++++ GIVEN DATA
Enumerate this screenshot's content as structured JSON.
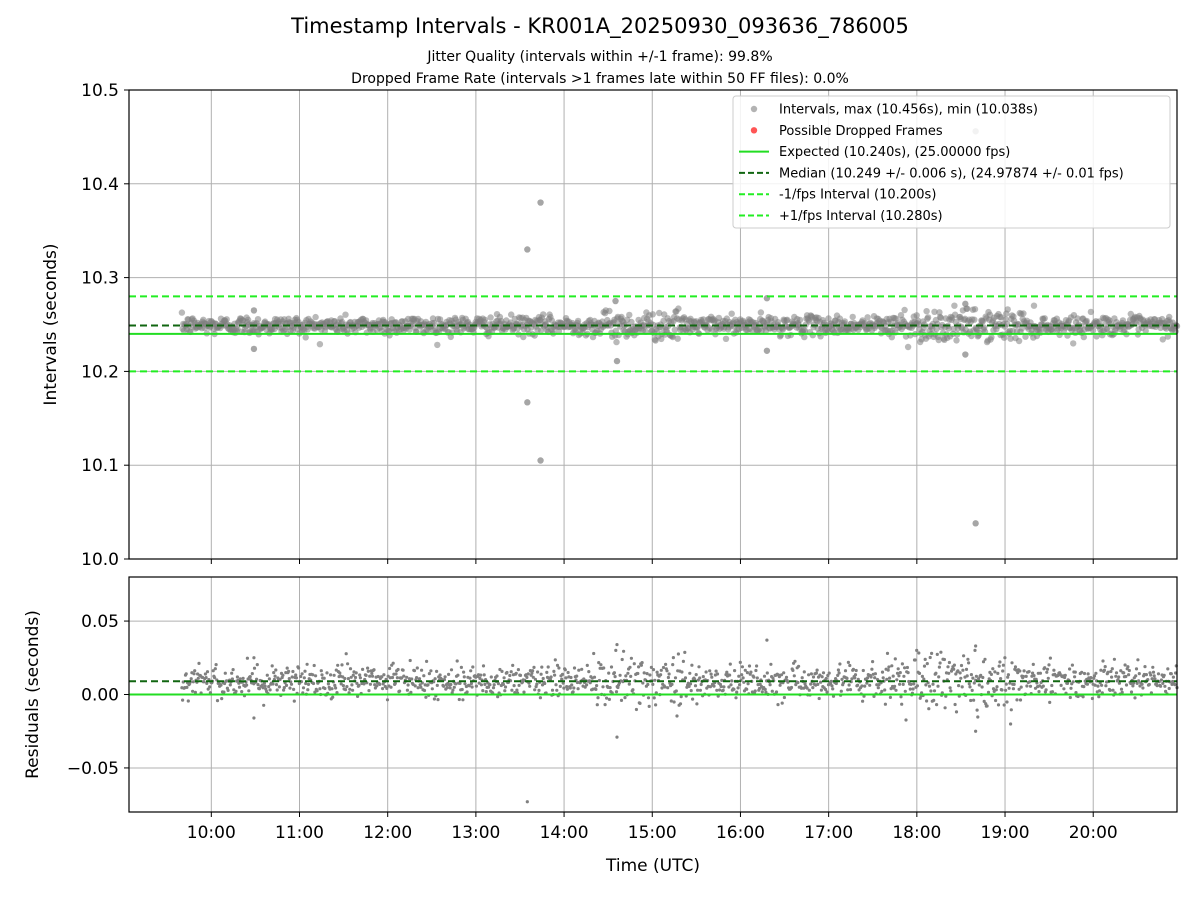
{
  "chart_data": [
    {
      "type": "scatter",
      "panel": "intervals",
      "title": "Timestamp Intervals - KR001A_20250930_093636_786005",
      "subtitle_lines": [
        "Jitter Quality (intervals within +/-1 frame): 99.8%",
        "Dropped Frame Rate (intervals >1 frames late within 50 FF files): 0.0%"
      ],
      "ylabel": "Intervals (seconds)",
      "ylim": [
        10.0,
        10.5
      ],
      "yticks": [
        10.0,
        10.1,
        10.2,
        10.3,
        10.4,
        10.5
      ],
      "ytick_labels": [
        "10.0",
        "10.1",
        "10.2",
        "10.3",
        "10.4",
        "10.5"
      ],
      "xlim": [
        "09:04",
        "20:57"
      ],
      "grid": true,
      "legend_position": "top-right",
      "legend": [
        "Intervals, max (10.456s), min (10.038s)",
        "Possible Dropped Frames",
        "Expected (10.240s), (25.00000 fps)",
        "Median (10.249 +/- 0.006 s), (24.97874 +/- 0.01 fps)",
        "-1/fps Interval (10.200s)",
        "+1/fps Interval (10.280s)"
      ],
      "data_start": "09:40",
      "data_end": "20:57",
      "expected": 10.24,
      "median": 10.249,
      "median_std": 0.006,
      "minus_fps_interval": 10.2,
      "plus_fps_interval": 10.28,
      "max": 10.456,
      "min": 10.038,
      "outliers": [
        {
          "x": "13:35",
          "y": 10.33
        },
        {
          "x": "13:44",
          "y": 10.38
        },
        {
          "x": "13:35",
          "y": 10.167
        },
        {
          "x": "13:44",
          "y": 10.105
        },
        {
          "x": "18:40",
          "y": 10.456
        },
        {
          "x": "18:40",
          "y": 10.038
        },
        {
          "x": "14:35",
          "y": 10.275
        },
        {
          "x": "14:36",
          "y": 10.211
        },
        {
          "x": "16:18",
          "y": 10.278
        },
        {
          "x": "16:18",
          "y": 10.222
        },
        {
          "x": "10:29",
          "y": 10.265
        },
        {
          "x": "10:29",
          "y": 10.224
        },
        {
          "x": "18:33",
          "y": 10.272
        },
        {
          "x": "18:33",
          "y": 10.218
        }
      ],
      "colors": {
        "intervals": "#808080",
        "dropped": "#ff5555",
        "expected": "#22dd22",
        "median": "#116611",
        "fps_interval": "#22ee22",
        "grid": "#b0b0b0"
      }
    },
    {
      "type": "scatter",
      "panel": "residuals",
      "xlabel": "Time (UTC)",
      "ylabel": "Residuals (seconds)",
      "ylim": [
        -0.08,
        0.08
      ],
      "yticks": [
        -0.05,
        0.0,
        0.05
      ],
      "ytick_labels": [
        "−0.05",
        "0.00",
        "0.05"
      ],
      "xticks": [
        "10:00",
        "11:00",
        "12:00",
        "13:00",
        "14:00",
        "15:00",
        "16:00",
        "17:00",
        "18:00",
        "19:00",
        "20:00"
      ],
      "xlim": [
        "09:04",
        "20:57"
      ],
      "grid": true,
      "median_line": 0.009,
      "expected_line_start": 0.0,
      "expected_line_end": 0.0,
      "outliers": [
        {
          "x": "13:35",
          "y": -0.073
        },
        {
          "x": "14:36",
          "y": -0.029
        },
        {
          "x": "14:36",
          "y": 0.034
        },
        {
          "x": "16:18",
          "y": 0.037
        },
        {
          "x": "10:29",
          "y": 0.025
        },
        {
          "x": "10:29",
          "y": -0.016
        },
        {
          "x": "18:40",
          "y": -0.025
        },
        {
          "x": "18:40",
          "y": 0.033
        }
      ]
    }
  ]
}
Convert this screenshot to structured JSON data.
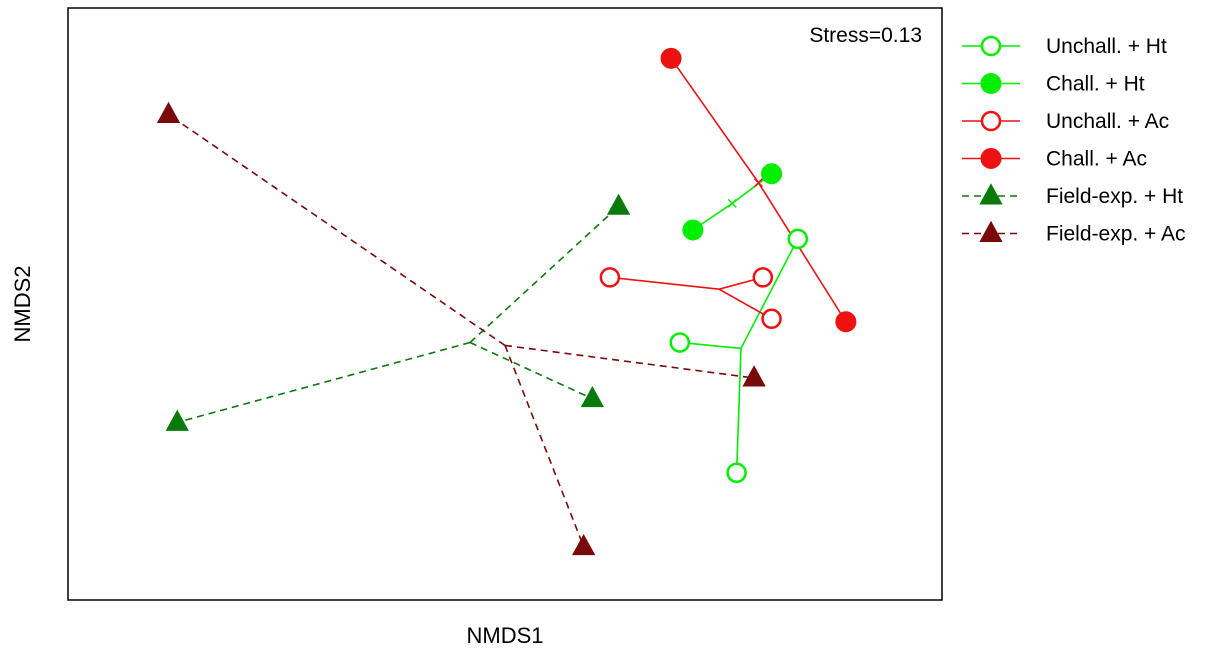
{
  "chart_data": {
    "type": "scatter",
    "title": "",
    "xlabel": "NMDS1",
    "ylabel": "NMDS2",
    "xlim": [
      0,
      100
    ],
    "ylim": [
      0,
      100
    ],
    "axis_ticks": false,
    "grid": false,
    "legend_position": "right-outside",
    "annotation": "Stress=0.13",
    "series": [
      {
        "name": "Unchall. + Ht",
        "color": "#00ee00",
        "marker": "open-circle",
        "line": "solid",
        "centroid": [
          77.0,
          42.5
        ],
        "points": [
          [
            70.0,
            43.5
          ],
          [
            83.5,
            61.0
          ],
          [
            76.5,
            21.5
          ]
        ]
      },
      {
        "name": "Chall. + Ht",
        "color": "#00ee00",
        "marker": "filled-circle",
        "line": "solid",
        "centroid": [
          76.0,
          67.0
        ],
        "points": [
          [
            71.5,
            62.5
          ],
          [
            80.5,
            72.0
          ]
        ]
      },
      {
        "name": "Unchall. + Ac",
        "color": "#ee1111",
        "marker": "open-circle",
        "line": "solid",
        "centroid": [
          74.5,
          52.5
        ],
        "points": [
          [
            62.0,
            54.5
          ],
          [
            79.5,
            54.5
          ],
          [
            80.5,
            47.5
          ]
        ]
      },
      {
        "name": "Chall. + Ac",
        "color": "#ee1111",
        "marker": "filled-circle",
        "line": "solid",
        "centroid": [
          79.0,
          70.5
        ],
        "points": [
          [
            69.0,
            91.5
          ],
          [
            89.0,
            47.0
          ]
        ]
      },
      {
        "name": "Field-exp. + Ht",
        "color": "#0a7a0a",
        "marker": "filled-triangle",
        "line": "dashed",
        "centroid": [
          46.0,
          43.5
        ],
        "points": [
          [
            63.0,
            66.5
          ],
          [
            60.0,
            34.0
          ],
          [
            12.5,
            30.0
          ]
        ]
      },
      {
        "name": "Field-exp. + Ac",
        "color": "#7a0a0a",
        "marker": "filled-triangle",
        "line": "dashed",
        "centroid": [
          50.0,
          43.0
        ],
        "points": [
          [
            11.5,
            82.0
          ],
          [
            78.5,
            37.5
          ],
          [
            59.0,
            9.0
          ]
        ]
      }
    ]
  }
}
++++++++
*BRIEF*
Without including any pictures, output all the entries above exactly.

*WRITTEN ANSWER*
Enumerate this screenshot's content as structured JSON.
{
  "chart_data": [
    {
      "type": "scatter",
      "panel": "intervals",
      "title": "Timestamp Intervals - KR001A_20250930_093636_786005",
      "subtitle_lines": [
        "Jitter Quality (intervals within +/-1 frame): 99.8%",
        "Dropped Frame Rate (intervals >1 frames late within 50 FF files): 0.0%"
      ],
      "ylabel": "Intervals (seconds)",
      "ylim": [
        10.0,
        10.5
      ],
      "yticks": [
        10.0,
        10.1,
        10.2,
        10.3,
        10.4,
        10.5
      ],
      "ytick_labels": [
        "10.0",
        "10.1",
        "10.2",
        "10.3",
        "10.4",
        "10.5"
      ],
      "xlim": [
        "09:04",
        "20:57"
      ],
      "grid": true,
      "legend_position": "top-right",
      "legend": [
        "Intervals, max (10.456s), min (10.038s)",
        "Possible Dropped Frames",
        "Expected (10.240s), (25.00000 fps)",
        "Median (10.249 +/- 0.006 s), (24.97874 +/- 0.01 fps)",
        "-1/fps Interval (10.200s)",
        "+1/fps Interval (10.280s)"
      ],
      "data_start": "09:40",
      "data_end": "20:57",
      "expected": 10.24,
      "median": 10.249,
      "median_std": 0.006,
      "minus_fps_interval": 10.2,
      "plus_fps_interval": 10.28,
      "max": 10.456,
      "min": 10.038,
      "outliers": [
        {
          "x": "13:35",
          "y": 10.33
        },
        {
          "x": "13:44",
          "y": 10.38
        },
        {
          "x": "13:35",
          "y": 10.167
        },
        {
          "x": "13:44",
          "y": 10.105
        },
        {
          "x": "18:40",
          "y": 10.456
        },
        {
          "x": "18:40",
          "y": 10.038
        },
        {
          "x": "14:35",
          "y": 10.275
        },
        {
          "x": "14:36",
          "y": 10.211
        },
        {
          "x": "16:18",
          "y": 10.278
        },
        {
          "x": "16:18",
          "y": 10.222
        },
        {
          "x": "10:29",
          "y": 10.265
        },
        {
          "x": "10:29",
          "y": 10.224
        },
        {
          "x": "18:33",
          "y": 10.272
        },
        {
          "x": "18:33",
          "y": 10.218
        }
      ],
      "colors": {
        "intervals": "#808080",
        "dropped": "#ff5555",
        "expected": "#22dd22",
        "median": "#116611",
        "fps_interval": "#22ee22",
        "grid": "#b0b0b0"
      }
    },
    {
      "type": "scatter",
      "panel": "residuals",
      "xlabel": "Time (UTC)",
      "ylabel": "Residuals (seconds)",
      "ylim": [
        -0.08,
        0.08
      ],
      "yticks": [
        -0.05,
        0.0,
        0.05
      ],
      "ytick_labels": [
        "−0.05",
        "0.00",
        "0.05"
      ],
      "xticks": [
        "10:00",
        "11:00",
        "12:00",
        "13:00",
        "14:00",
        "15:00",
        "16:00",
        "17:00",
        "18:00",
        "19:00",
        "20:00"
      ],
      "xlim": [
        "09:04",
        "20:57"
      ],
      "grid": true,
      "median_line": 0.009,
      "expected_line_start": 0.0,
      "expected_line_end": 0.0,
      "outliers": [
        {
          "x": "13:35",
          "y": -0.073
        },
        {
          "x": "14:36",
          "y": -0.029
        },
        {
          "x": "14:36",
          "y": 0.034
        },
        {
          "x": "16:18",
          "y": 0.037
        },
        {
          "x": "10:29",
          "y": 0.025
        },
        {
          "x": "10:29",
          "y": -0.016
        },
        {
          "x": "18:40",
          "y": -0.025
        },
        {
          "x": "18:40",
          "y": 0.033
        }
      ]
    }
  ]
}
Convert this screenshot to structured JSON data.
{
  "chart_data": {
    "type": "scatter",
    "title": "",
    "xlabel": "NMDS1",
    "ylabel": "NMDS2",
    "xlim": [
      0,
      100
    ],
    "ylim": [
      0,
      100
    ],
    "axis_ticks": false,
    "grid": false,
    "legend_position": "right-outside",
    "annotation": "Stress=0.13",
    "series": [
      {
        "name": "Unchall. + Ht",
        "color": "#00ee00",
        "marker": "open-circle",
        "line": "solid",
        "centroid": [
          77.0,
          42.5
        ],
        "points": [
          [
            70.0,
            43.5
          ],
          [
            83.5,
            61.0
          ],
          [
            76.5,
            21.5
          ]
        ]
      },
      {
        "name": "Chall. + Ht",
        "color": "#00ee00",
        "marker": "filled-circle",
        "line": "solid",
        "centroid": [
          76.0,
          67.0
        ],
        "points": [
          [
            71.5,
            62.5
          ],
          [
            80.5,
            72.0
          ]
        ]
      },
      {
        "name": "Unchall. + Ac",
        "color": "#ee1111",
        "marker": "open-circle",
        "line": "solid",
        "centroid": [
          74.5,
          52.5
        ],
        "points": [
          [
            62.0,
            54.5
          ],
          [
            79.5,
            54.5
          ],
          [
            80.5,
            47.5
          ]
        ]
      },
      {
        "name": "Chall. + Ac",
        "color": "#ee1111",
        "marker": "filled-circle",
        "line": "solid",
        "centroid": [
          79.0,
          70.5
        ],
        "points": [
          [
            69.0,
            91.5
          ],
          [
            89.0,
            47.0
          ]
        ]
      },
      {
        "name": "Field-exp. + Ht",
        "color": "#0a7a0a",
        "marker": "filled-triangle",
        "line": "dashed",
        "centroid": [
          46.0,
          43.5
        ],
        "points": [
          [
            63.0,
            66.5
          ],
          [
            60.0,
            34.0
          ],
          [
            12.5,
            30.0
          ]
        ]
      },
      {
        "name": "Field-exp. + Ac",
        "color": "#7a0a0a",
        "marker": "filled-triangle",
        "line": "dashed",
        "centroid": [
          50.0,
          43.0
        ],
        "points": [
          [
            11.5,
            82.0
          ],
          [
            78.5,
            37.5
          ],
          [
            59.0,
            9.0
          ]
        ]
      }
    ]
  }
}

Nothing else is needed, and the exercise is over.